[EXERCISE AIM] From the entries below, count every line that contains the word "potential". Please give the number and nothing else.

[RECORDS PROVIDED]
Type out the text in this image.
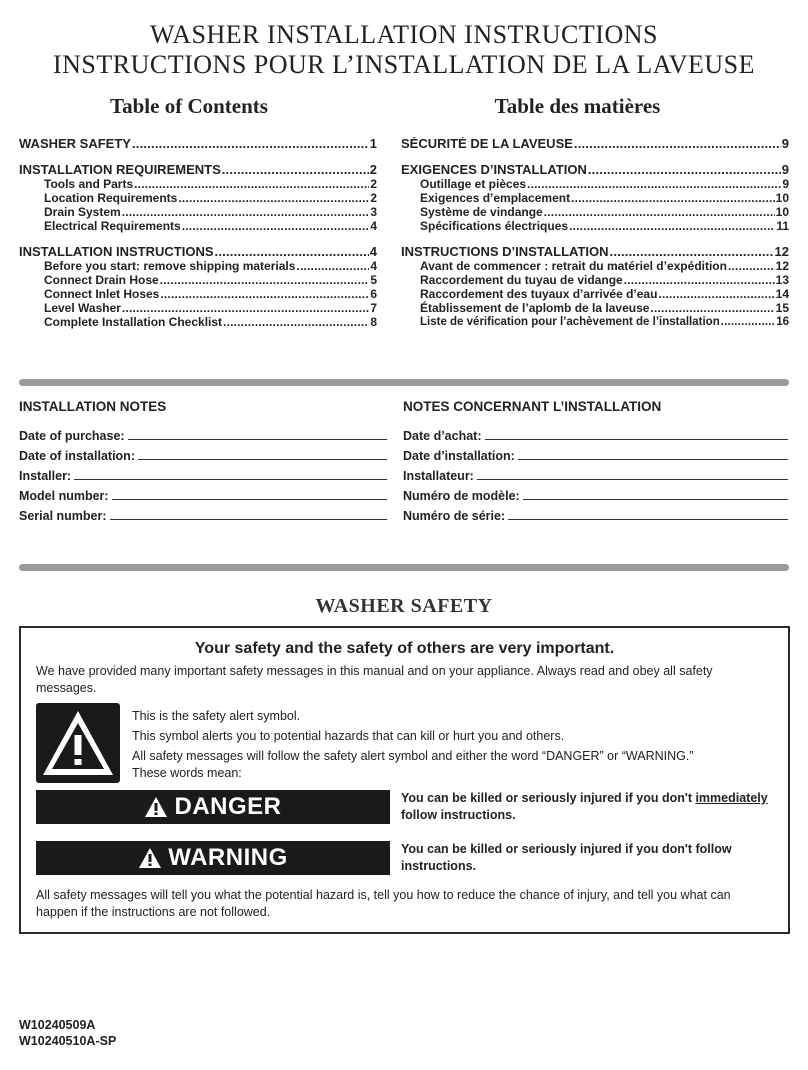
WASHER INSTALLATION INSTRUCTIONS
INSTRUCTIONS POUR L’INSTALLATION DE LA LAVEUSE
Table of Contents	Table des matières
WASHER SAFETY .....	1
INSTALLATION REQUIREMENTS .....	2
Tools and Parts .....	2
Location Requirements .....	2
Drain System .....	3
Electrical Requirements .....	4
INSTALLATION INSTRUCTIONS .....	4
Before you start: remove shipping materials .....	4
Connect Drain Hose .....	5
Connect Inlet Hoses .....	6
Level Washer .....	7
Complete Installation Checklist .....	8
SÉCURITÉ DE LA LAVEUSE .....	9
EXIGENCES D’INSTALLATION .....	9
Outillage et pièces .....	9
Exigences d’emplacement .....	10
Système de vindange .....	10
Spécifications électriques .....	11
INSTRUCTIONS D’INSTALLATION .....	12
Avant de commencer : retrait du matériel d’expédition .....	12
Raccordement du tuyau de vidange .....	13
Raccordement des tuyaux d’arrivée d’eau .....	14
Établissement de l’aplomb de la laveuse .....	15
Liste de vérification pour l’achèvement de l’installation .....	16
INSTALLATION NOTES	NOTES CONCERNANT L’INSTALLATION
Date of purchase:
Date of installation:
Installer:
Model number:
Serial number:
Date d’achat:
Date d’installation:
Installateur:
Numéro de modèle:
Numéro de série:
WASHER SAFETY
Your safety and the safety of others are very important.
We have provided many important safety messages in this manual and on your appliance. Always read and obey all safety messages.
This is the safety alert symbol.
This symbol alerts you to potential hazards that can kill or hurt you and others.
All safety messages will follow the safety alert symbol and either the word “DANGER” or “WARNING.”
These words mean:
DANGER	You can be killed or seriously injured if you don't immediately
follow instructions.
WARNING	You can be killed or seriously injured if you don't follow instructions.
All safety messages will tell you what the potential hazard is, tell you how to reduce the chance of injury, and tell you what can happen if the instructions are not followed.
W10240509A
W10240510A-SP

[WRITTEN REPLY] 2